:: Input ::

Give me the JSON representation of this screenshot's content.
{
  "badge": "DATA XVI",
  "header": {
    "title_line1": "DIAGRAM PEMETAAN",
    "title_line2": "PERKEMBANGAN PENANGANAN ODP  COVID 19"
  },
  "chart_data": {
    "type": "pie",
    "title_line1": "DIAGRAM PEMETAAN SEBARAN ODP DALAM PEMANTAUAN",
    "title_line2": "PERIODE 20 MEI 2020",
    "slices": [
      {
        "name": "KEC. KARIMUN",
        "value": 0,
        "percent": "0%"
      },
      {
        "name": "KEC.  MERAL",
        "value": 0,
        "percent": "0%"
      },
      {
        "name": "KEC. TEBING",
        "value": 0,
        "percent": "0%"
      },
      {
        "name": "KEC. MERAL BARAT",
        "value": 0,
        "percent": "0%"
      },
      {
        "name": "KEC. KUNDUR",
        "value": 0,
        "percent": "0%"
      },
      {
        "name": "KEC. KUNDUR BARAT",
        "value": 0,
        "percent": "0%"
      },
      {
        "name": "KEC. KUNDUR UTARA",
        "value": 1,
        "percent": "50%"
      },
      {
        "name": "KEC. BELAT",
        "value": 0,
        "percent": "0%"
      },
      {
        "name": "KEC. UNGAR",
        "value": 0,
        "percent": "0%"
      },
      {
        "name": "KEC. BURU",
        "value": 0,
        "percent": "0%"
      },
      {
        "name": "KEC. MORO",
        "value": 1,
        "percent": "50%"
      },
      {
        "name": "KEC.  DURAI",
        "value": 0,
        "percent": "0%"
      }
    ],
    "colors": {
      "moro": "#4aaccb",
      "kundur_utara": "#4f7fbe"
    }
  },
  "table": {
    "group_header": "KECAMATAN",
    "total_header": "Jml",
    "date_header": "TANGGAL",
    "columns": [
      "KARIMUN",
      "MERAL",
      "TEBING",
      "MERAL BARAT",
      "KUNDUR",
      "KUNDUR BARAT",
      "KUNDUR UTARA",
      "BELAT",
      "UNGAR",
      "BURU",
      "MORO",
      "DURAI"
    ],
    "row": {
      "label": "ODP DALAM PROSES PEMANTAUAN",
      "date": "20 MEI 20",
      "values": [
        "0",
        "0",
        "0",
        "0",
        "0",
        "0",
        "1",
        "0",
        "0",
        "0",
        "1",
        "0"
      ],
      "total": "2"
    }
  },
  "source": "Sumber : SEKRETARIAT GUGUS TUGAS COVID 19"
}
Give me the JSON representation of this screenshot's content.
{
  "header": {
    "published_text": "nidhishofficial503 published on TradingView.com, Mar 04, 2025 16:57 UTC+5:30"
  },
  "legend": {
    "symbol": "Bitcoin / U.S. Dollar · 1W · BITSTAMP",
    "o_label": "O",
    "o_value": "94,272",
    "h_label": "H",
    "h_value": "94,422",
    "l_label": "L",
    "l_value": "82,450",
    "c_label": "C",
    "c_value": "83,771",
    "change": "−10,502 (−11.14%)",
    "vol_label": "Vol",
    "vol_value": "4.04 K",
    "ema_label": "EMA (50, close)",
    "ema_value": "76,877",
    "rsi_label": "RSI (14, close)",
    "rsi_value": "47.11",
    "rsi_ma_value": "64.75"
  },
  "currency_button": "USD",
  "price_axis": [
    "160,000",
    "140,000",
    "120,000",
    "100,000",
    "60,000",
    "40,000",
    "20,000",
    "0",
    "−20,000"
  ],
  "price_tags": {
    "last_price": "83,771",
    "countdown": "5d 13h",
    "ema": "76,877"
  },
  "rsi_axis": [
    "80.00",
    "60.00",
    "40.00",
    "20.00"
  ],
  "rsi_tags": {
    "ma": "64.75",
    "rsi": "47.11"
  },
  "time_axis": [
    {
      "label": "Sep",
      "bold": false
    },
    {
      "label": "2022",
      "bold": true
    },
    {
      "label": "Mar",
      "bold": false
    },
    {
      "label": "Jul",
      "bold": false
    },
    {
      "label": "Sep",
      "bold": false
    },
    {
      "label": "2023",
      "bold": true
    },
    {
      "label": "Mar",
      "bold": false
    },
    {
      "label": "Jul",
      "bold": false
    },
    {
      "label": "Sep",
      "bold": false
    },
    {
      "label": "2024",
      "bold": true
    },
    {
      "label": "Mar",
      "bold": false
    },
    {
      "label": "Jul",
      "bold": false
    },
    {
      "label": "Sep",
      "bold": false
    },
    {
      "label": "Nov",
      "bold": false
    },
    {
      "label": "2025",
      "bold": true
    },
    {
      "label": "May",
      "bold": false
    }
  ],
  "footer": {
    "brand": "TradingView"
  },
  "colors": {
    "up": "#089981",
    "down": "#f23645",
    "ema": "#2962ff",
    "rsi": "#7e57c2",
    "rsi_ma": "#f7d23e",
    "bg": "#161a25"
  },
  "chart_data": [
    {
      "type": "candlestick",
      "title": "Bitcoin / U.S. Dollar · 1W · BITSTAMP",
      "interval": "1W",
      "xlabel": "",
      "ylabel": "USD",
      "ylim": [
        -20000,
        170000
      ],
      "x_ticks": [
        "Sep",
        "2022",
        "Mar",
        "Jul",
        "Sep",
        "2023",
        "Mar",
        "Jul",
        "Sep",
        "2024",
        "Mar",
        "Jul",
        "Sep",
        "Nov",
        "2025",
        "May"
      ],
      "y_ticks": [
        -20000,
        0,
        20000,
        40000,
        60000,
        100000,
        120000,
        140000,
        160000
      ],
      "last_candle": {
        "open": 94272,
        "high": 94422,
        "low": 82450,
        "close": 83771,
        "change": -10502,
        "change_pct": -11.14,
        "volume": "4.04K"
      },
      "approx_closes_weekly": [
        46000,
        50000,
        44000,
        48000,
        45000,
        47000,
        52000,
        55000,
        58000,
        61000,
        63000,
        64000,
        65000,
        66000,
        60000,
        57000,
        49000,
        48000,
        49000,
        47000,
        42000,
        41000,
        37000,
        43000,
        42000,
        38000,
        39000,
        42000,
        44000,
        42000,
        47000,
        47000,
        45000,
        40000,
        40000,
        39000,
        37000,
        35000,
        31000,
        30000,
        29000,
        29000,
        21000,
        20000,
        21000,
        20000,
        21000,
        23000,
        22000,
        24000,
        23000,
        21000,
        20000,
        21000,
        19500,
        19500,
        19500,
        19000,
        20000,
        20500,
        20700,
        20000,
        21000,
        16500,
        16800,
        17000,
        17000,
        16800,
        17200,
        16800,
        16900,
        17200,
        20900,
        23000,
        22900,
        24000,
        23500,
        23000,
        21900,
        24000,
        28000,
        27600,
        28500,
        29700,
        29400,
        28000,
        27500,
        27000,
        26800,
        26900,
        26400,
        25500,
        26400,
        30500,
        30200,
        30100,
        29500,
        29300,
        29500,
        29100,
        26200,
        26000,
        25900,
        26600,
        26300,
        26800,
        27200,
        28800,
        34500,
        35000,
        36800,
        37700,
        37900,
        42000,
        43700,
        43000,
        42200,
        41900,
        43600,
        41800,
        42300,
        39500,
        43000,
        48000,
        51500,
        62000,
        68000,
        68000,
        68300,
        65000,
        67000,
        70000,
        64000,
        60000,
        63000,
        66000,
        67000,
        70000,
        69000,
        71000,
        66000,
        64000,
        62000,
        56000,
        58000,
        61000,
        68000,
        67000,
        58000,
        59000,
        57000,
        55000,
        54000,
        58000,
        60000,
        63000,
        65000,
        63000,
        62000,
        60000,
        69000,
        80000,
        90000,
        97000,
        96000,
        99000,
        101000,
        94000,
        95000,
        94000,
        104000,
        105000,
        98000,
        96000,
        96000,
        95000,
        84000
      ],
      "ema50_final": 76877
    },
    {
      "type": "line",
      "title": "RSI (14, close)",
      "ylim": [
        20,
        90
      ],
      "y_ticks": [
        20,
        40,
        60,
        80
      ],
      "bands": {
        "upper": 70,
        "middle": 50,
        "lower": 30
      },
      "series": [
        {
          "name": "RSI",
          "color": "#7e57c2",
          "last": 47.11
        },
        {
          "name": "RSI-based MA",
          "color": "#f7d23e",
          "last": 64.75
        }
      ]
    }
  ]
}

:::

Identify how many lines in the entries above contain the word "PEMETAAN" and provide only that figure.

2